(Written problem) Retype everything in the listing, leaving each line exactly as it is.

(Task material)
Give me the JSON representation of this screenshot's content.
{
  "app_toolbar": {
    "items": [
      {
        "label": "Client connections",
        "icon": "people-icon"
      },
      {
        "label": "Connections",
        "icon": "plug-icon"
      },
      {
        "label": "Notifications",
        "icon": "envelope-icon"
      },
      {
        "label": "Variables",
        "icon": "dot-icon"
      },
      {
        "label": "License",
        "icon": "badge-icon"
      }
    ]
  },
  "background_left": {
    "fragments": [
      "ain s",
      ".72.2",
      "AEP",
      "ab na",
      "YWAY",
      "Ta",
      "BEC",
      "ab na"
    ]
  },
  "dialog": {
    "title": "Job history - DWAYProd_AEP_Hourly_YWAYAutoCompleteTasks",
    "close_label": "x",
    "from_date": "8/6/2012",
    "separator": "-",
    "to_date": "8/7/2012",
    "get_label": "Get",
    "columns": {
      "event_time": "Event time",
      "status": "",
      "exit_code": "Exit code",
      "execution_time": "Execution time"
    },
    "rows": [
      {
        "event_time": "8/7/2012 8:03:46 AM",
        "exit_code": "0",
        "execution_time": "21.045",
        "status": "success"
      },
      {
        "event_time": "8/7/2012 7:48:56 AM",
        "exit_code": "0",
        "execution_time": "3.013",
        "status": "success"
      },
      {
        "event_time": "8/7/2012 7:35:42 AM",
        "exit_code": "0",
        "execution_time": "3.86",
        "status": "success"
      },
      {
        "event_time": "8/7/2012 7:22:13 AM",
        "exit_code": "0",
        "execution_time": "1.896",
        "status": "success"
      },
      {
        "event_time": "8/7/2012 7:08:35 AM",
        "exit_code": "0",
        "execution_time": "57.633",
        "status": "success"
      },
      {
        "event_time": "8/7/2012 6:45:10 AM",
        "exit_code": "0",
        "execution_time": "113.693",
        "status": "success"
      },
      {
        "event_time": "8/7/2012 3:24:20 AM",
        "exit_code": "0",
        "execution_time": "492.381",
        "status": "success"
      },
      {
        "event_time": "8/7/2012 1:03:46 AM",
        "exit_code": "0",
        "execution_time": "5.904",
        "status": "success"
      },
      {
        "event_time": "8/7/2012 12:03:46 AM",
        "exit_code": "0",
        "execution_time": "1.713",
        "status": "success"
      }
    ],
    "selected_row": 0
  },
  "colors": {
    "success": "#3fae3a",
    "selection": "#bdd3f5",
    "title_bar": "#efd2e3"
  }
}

(Task solution)
Give me the JSON representation of this screenshot's content.
{
  "app_toolbar": {
    "items": [
      {
        "label": "Client connections",
        "icon": "people-icon"
      },
      {
        "label": "Connections",
        "icon": "plug-icon"
      },
      {
        "label": "Notifications",
        "icon": "envelope-icon"
      },
      {
        "label": "Variables",
        "icon": "dot-icon"
      },
      {
        "label": "License",
        "icon": "badge-icon"
      }
    ]
  },
  "background_left": {
    "fragments": [
      "ain s",
      ".72.2",
      "AEP",
      "ab na",
      "YWAY",
      "Ta",
      "BEC",
      "ab na"
    ]
  },
  "dialog": {
    "title": "Job history - DWAYProd_AEP_Hourly_YWAYAutoCompleteTasks",
    "close_label": "x",
    "from_date": "8/6/2012",
    "separator": "-",
    "to_date": "8/7/2012",
    "get_label": "Get",
    "columns": {
      "event_time": "Event time",
      "status": "",
      "exit_code": "Exit code",
      "execution_time": "Execution time"
    },
    "rows": [
      {
        "event_time": "8/7/2012 8:03:46 AM",
        "exit_code": "0",
        "execution_time": "21.045",
        "status": "success"
      },
      {
        "event_time": "8/7/2012 7:48:56 AM",
        "exit_code": "0",
        "execution_time": "3.013",
        "status": "success"
      },
      {
        "event_time": "8/7/2012 7:35:42 AM",
        "exit_code": "0",
        "execution_time": "3.86",
        "status": "success"
      },
      {
        "event_time": "8/7/2012 7:22:13 AM",
        "exit_code": "0",
        "execution_time": "1.896",
        "status": "success"
      },
      {
        "event_time": "8/7/2012 7:08:35 AM",
        "exit_code": "0",
        "execution_time": "57.633",
        "status": "success"
      },
      {
        "event_time": "8/7/2012 6:45:10 AM",
        "exit_code": "0",
        "execution_time": "113.693",
        "status": "success"
      },
      {
        "event_time": "8/7/2012 3:24:20 AM",
        "exit_code": "0",
        "execution_time": "492.381",
        "status": "success"
      },
      {
        "event_time": "8/7/2012 1:03:46 AM",
        "exit_code": "0",
        "execution_time": "5.904",
        "status": "success"
      },
      {
        "event_time": "8/7/2012 12:03:46 AM",
        "exit_code": "0",
        "execution_time": "1.713",
        "status": "success"
      }
    ],
    "selected_row": 0
  },
  "colors": {
    "success": "#3fae3a",
    "selection": "#bdd3f5",
    "title_bar": "#efd2e3"
  }
}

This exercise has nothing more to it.